Supplied material:
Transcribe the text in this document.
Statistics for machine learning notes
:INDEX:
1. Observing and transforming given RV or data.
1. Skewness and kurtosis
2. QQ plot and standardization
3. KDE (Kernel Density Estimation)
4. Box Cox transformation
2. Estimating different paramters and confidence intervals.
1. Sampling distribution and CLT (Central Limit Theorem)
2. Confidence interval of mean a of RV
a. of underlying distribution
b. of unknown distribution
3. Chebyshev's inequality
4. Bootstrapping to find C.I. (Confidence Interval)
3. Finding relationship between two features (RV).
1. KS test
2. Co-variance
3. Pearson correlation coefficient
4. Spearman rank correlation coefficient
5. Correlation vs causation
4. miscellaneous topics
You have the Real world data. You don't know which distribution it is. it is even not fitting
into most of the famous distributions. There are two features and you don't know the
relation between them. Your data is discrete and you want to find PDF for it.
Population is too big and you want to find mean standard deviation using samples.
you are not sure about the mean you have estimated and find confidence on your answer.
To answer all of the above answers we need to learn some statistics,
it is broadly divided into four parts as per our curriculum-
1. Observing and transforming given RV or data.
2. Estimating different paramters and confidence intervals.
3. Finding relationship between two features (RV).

Aim:
Print again each line of the listing above, exactly as it appears.

Correct answer:
Transcribe the text in this document.
Statistics for machine learning notes
:INDEX:
1. Observing and transforming given RV or data.
1. Skewness and kurtosis
2. QQ plot and standardization
3. KDE (Kernel Density Estimation)
4. Box Cox transformation
2. Estimating different paramters and confidence intervals.
1. Sampling distribution and CLT (Central Limit Theorem)
2. Confidence interval of mean a of RV
a. of underlying distribution
b. of unknown distribution
3. Chebyshev's inequality
4. Bootstrapping to find C.I. (Confidence Interval)
3. Finding relationship between two features (RV).
1. KS test
2. Co-variance
3. Pearson correlation coefficient
4. Spearman rank correlation coefficient
5. Correlation vs causation
4. miscellaneous topics
You have the Real world data. You don't know which distribution it is. it is even not fitting
into most of the famous distributions. There are two features and you don't know the
relation between them. Your data is discrete and you want to find PDF for it.
Population is too big and you want to find mean standard deviation using samples.
you are not sure about the mean you have estimated and find confidence on your answer.
To answer all of the above answers we need to learn some statistics,
it is broadly divided into four parts as per our curriculum-
1. Observing and transforming given RV or data.
2. Estimating different paramters and confidence intervals.
3. Finding relationship between two features (RV).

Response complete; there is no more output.